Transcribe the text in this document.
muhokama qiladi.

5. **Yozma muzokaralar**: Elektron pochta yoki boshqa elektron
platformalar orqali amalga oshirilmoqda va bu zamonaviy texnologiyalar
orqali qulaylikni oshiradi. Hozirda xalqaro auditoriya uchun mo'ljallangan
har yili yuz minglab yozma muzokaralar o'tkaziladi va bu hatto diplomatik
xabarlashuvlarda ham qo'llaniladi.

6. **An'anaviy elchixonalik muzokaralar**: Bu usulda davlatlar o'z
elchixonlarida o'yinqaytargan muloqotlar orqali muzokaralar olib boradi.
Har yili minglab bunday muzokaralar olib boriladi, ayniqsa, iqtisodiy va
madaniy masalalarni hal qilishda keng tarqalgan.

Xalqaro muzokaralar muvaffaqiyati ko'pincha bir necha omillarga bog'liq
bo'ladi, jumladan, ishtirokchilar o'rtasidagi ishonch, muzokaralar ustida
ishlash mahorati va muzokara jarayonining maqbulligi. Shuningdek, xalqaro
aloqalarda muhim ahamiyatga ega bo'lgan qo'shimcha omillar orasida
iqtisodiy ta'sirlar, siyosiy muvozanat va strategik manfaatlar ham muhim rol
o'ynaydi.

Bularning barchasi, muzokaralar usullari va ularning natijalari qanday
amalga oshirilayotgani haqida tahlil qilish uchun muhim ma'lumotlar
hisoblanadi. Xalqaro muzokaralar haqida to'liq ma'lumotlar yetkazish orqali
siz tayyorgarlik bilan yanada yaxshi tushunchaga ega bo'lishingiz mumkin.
**********
*Aim:* Say how many lines contain the string "minglab", giving nothing but the count.

*Exercise answer:* 2